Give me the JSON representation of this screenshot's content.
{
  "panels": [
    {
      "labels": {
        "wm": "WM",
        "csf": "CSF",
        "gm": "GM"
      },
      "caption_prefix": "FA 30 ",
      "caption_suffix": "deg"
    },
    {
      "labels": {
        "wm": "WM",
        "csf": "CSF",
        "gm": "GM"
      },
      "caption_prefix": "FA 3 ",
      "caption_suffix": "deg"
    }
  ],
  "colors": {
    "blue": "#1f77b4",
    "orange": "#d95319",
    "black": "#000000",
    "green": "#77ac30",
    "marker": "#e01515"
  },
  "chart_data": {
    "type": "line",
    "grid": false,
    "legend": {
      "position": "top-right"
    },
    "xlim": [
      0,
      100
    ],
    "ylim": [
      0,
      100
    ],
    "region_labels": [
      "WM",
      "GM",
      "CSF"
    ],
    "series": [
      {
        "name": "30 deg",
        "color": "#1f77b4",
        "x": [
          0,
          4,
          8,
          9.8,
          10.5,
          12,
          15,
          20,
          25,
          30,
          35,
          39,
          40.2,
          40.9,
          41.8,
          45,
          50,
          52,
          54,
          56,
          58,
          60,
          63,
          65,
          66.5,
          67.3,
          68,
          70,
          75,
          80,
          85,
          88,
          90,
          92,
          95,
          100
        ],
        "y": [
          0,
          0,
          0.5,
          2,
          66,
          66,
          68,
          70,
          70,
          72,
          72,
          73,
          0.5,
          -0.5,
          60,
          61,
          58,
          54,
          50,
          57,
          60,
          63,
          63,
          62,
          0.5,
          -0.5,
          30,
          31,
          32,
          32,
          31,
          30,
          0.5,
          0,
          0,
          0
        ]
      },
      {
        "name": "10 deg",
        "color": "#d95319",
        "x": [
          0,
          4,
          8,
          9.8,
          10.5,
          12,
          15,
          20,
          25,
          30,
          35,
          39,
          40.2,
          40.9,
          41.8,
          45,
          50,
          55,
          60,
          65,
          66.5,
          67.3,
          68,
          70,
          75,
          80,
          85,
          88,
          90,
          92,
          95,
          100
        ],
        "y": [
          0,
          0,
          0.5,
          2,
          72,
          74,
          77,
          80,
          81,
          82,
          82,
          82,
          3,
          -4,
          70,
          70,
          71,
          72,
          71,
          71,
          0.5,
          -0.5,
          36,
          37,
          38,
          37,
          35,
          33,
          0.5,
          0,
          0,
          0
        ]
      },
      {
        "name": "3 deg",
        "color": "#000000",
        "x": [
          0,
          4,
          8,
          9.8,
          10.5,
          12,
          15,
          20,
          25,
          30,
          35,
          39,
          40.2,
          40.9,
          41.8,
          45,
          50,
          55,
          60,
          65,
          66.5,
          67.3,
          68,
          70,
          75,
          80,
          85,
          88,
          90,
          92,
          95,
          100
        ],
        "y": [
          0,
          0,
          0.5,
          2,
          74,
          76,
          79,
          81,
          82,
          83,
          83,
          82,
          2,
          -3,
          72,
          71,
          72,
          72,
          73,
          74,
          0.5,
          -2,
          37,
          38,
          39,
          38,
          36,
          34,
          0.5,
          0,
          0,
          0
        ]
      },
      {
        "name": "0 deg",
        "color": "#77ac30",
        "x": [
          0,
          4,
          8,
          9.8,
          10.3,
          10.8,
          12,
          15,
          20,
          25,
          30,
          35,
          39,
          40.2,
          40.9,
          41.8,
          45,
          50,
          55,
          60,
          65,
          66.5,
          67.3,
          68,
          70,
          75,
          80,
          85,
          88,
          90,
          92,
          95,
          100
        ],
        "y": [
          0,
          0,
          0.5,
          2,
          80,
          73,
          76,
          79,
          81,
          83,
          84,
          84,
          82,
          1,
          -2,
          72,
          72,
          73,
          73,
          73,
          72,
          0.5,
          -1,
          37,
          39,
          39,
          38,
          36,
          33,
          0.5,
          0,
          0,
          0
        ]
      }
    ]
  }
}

## Task goal
Collect every line with the string "name" from the records, and copy each.

## Task response
        "name": "30 deg",
        "name": "10 deg",
        "name": "3 deg",
        "name": "0 deg",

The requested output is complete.